> **Directive**: Transcribe the entries below exactly.

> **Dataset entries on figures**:

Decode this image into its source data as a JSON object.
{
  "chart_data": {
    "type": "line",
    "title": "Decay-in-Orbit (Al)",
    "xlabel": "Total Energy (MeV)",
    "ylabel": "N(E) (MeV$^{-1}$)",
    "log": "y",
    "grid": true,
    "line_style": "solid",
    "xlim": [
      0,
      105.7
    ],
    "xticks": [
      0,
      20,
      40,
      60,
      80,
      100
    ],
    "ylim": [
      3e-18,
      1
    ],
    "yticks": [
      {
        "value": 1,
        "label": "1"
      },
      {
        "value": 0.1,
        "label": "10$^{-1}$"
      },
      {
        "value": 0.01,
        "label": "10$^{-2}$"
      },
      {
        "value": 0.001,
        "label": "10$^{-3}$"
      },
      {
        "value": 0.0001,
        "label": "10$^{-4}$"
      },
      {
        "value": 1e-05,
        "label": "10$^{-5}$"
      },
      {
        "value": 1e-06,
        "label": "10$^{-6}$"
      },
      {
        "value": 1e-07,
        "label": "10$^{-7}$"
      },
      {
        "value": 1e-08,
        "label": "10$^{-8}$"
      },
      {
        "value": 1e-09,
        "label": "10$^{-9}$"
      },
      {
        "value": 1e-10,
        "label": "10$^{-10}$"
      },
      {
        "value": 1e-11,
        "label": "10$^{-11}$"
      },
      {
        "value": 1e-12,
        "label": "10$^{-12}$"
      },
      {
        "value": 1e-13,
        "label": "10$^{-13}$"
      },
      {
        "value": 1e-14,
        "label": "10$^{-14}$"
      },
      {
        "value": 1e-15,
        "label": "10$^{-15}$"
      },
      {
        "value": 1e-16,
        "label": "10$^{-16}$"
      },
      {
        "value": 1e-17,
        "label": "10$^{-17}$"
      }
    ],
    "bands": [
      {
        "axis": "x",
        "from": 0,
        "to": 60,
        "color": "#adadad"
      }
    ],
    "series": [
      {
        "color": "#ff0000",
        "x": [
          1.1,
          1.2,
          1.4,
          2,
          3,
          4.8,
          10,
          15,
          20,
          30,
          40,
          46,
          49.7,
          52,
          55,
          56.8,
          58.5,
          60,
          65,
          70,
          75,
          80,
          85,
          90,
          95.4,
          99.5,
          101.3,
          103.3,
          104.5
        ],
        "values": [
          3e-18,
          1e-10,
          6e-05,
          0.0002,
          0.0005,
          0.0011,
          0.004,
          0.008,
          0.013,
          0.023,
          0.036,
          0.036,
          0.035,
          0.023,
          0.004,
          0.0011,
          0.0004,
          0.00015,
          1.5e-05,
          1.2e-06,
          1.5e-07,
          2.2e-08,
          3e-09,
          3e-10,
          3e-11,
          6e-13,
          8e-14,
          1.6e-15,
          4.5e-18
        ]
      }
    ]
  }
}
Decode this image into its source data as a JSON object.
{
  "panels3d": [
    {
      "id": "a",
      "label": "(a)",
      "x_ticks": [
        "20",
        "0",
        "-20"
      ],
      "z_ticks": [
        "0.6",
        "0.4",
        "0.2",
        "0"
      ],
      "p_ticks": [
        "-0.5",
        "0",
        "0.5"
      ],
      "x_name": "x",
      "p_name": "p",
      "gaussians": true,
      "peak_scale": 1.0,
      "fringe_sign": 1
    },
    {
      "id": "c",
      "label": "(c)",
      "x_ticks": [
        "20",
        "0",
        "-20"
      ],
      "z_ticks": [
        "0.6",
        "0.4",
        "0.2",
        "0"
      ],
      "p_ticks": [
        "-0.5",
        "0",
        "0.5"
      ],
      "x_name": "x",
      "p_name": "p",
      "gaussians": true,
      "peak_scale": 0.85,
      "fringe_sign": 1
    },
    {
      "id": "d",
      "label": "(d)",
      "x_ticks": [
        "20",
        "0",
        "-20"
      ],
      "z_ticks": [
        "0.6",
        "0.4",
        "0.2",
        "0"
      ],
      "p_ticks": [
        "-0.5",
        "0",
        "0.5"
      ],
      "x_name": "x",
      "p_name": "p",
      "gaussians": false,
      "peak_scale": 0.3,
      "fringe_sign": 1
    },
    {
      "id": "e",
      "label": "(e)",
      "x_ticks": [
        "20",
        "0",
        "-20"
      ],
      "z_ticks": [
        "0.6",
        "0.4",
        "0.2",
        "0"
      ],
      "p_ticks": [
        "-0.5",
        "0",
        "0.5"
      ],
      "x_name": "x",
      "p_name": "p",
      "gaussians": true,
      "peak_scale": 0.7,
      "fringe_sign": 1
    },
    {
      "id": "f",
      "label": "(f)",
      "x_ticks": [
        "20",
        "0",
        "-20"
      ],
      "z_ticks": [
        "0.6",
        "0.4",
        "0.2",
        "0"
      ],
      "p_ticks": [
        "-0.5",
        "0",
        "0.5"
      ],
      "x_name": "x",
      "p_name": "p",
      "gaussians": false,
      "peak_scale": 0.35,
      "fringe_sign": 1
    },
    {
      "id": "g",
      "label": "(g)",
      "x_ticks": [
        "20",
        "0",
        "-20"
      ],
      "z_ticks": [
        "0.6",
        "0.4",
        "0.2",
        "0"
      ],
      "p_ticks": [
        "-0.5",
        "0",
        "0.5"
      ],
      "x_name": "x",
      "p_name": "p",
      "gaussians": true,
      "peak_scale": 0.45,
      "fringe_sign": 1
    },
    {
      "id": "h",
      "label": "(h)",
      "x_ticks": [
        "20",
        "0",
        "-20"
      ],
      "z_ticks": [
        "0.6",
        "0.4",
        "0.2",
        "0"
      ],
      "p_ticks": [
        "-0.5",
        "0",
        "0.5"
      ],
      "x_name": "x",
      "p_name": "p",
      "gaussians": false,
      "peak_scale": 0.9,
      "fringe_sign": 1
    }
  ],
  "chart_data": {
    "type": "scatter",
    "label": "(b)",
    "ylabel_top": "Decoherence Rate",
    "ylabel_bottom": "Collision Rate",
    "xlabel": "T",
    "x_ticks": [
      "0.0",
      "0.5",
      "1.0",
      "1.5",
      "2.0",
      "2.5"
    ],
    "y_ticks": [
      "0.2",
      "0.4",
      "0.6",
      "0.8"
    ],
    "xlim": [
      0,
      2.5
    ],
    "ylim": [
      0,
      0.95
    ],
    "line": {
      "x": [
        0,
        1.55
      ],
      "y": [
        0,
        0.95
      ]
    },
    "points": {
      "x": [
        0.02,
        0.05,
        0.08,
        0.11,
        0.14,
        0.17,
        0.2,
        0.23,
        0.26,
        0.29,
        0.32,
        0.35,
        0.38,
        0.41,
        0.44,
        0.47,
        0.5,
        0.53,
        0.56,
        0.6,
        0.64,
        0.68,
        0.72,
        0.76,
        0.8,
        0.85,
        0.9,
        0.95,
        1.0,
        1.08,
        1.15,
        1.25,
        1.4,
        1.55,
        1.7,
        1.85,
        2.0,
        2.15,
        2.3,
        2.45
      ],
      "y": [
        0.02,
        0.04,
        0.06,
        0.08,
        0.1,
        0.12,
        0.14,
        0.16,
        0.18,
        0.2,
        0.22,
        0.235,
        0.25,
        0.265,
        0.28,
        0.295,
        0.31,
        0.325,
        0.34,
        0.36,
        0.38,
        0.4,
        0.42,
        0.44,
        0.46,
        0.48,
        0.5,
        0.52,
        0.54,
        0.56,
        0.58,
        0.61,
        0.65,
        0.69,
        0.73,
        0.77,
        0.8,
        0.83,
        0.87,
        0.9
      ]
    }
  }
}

> **Task response**:
Decode this image into its source data as a JSON object.
{
  "chart_data": {
    "type": "line",
    "title": "Decay-in-Orbit (Al)",
    "xlabel": "Total Energy (MeV)",
    "ylabel": "N(E) (MeV$^{-1}$)",
    "log": "y",
    "grid": true,
    "line_style": "solid",
    "xlim": [
      0,
      105.7
    ],
    "xticks": [
      0,
      20,
      40,
      60,
      80,
      100
    ],
    "ylim": [
      3e-18,
      1
    ],
    "yticks": [
      {
        "value": 1,
        "label": "1"
      },
      {
        "value": 0.1,
        "label": "10$^{-1}$"
      },
      {
        "value": 0.01,
        "label": "10$^{-2}$"
      },
      {
        "value": 0.001,
        "label": "10$^{-3}$"
      },
      {
        "value": 0.0001,
        "label": "10$^{-4}$"
      },
      {
        "value": 1e-05,
        "label": "10$^{-5}$"
      },
      {
        "value": 1e-06,
        "label": "10$^{-6}$"
      },
      {
        "value": 1e-07,
        "label": "10$^{-7}$"
      },
      {
        "value": 1e-08,
        "label": "10$^{-8}$"
      },
      {
        "value": 1e-09,
        "label": "10$^{-9}$"
      },
      {
        "value": 1e-10,
        "label": "10$^{-10}$"
      },
      {
        "value": 1e-11,
        "label": "10$^{-11}$"
      },
      {
        "value": 1e-12,
        "label": "10$^{-12}$"
      },
      {
        "value": 1e-13,
        "label": "10$^{-13}$"
      },
      {
        "value": 1e-14,
        "label": "10$^{-14}$"
      },
      {
        "value": 1e-15,
        "label": "10$^{-15}$"
      },
      {
        "value": 1e-16,
        "label": "10$^{-16}$"
      },
      {
        "value": 1e-17,
        "label": "10$^{-17}$"
      }
    ],
    "bands": [
      {
        "axis": "x",
        "from": 0,
        "to": 60,
        "color": "#adadad"
      }
    ],
    "series": [
      {
        "color": "#ff0000",
        "x": [
          1.1,
          1.2,
          1.4,
          2,
          3,
          4.8,
          10,
          15,
          20,
          30,
          40,
          46,
          49.7,
          52,
          55,
          56.8,
          58.5,
          60,
          65,
          70,
          75,
          80,
          85,
          90,
          95.4,
          99.5,
          101.3,
          103.3,
          104.5
        ],
        "values": [
          3e-18,
          1e-10,
          6e-05,
          0.0002,
          0.0005,
          0.0011,
          0.004,
          0.008,
          0.013,
          0.023,
          0.036,
          0.036,
          0.035,
          0.023,
          0.004,
          0.0011,
          0.0004,
          0.00015,
          1.5e-05,
          1.2e-06,
          1.5e-07,
          2.2e-08,
          3e-09,
          3e-10,
          3e-11,
          6e-13,
          8e-14,
          1.6e-15,
          4.5e-18
        ]
      }
    ]
  }
}
Decode this image into its source data as a JSON object.
{
  "panels3d": [
    {
      "id": "a",
      "label": "(a)",
      "x_ticks": [
        "20",
        "0",
        "-20"
      ],
      "z_ticks": [
        "0.6",
        "0.4",
        "0.2",
        "0"
      ],
      "p_ticks": [
        "-0.5",
        "0",
        "0.5"
      ],
      "x_name": "x",
      "p_name": "p",
      "gaussians": true,
      "peak_scale": 1.0,
      "fringe_sign": 1
    },
    {
      "id": "c",
      "label": "(c)",
      "x_ticks": [
        "20",
        "0",
        "-20"
      ],
      "z_ticks": [
        "0.6",
        "0.4",
        "0.2",
        "0"
      ],
      "p_ticks": [
        "-0.5",
        "0",
        "0.5"
      ],
      "x_name": "x",
      "p_name": "p",
      "gaussians": true,
      "peak_scale": 0.85,
      "fringe_sign": 1
    },
    {
      "id": "d",
      "label": "(d)",
      "x_ticks": [
        "20",
        "0",
        "-20"
      ],
      "z_ticks": [
        "0.6",
        "0.4",
        "0.2",
        "0"
      ],
      "p_ticks": [
        "-0.5",
        "0",
        "0.5"
      ],
      "x_name": "x",
      "p_name": "p",
      "gaussians": false,
      "peak_scale": 0.3,
      "fringe_sign": 1
    },
    {
      "id": "e",
      "label": "(e)",
      "x_ticks": [
        "20",
        "0",
        "-20"
      ],
      "z_ticks": [
        "0.6",
        "0.4",
        "0.2",
        "0"
      ],
      "p_ticks": [
        "-0.5",
        "0",
        "0.5"
      ],
      "x_name": "x",
      "p_name": "p",
      "gaussians": true,
      "peak_scale": 0.7,
      "fringe_sign": 1
    },
    {
      "id": "f",
      "label": "(f)",
      "x_ticks": [
        "20",
        "0",
        "-20"
      ],
      "z_ticks": [
        "0.6",
        "0.4",
        "0.2",
        "0"
      ],
      "p_ticks": [
        "-0.5",
        "0",
        "0.5"
      ],
      "x_name": "x",
      "p_name": "p",
      "gaussians": false,
      "peak_scale": 0.35,
      "fringe_sign": 1
    },
    {
      "id": "g",
      "label": "(g)",
      "x_ticks": [
        "20",
        "0",
        "-20"
      ],
      "z_ticks": [
        "0.6",
        "0.4",
        "0.2",
        "0"
      ],
      "p_ticks": [
        "-0.5",
        "0",
        "0.5"
      ],
      "x_name": "x",
      "p_name": "p",
      "gaussians": true,
      "peak_scale": 0.45,
      "fringe_sign": 1
    },
    {
      "id": "h",
      "label": "(h)",
      "x_ticks": [
        "20",
        "0",
        "-20"
      ],
      "z_ticks": [
        "0.6",
        "0.4",
        "0.2",
        "0"
      ],
      "p_ticks": [
        "-0.5",
        "0",
        "0.5"
      ],
      "x_name": "x",
      "p_name": "p",
      "gaussians": false,
      "peak_scale": 0.9,
      "fringe_sign": 1
    }
  ],
  "chart_data": {
    "type": "scatter",
    "label": "(b)",
    "ylabel_top": "Decoherence Rate",
    "ylabel_bottom": "Collision Rate",
    "xlabel": "T",
    "x_ticks": [
      "0.0",
      "0.5",
      "1.0",
      "1.5",
      "2.0",
      "2.5"
    ],
    "y_ticks": [
      "0.2",
      "0.4",
      "0.6",
      "0.8"
    ],
    "xlim": [
      0,
      2.5
    ],
    "ylim": [
      0,
      0.95
    ],
    "line": {
      "x": [
        0,
        1.55
      ],
      "y": [
        0,
        0.95
      ]
    },
    "points": {
      "x": [
        0.02,
        0.05,
        0.08,
        0.11,
        0.14,
        0.17,
        0.2,
        0.23,
        0.26,
        0.29,
        0.32,
        0.35,
        0.38,
        0.41,
        0.44,
        0.47,
        0.5,
        0.53,
        0.56,
        0.6,
        0.64,
        0.68,
        0.72,
        0.76,
        0.8,
        0.85,
        0.9,
        0.95,
        1.0,
        1.08,
        1.15,
        1.25,
        1.4,
        1.55,
        1.7,
        1.85,
        2.0,
        2.15,
        2.3,
        2.45
      ],
      "y": [
        0.02,
        0.04,
        0.06,
        0.08,
        0.1,
        0.12,
        0.14,
        0.16,
        0.18,
        0.2,
        0.22,
        0.235,
        0.25,
        0.265,
        0.28,
        0.295,
        0.31,
        0.325,
        0.34,
        0.36,
        0.38,
        0.4,
        0.42,
        0.44,
        0.46,
        0.48,
        0.5,
        0.52,
        0.54,
        0.56,
        0.58,
        0.61,
        0.65,
        0.69,
        0.73,
        0.77,
        0.8,
        0.83,
        0.87,
        0.9
      ]
    }
  }
}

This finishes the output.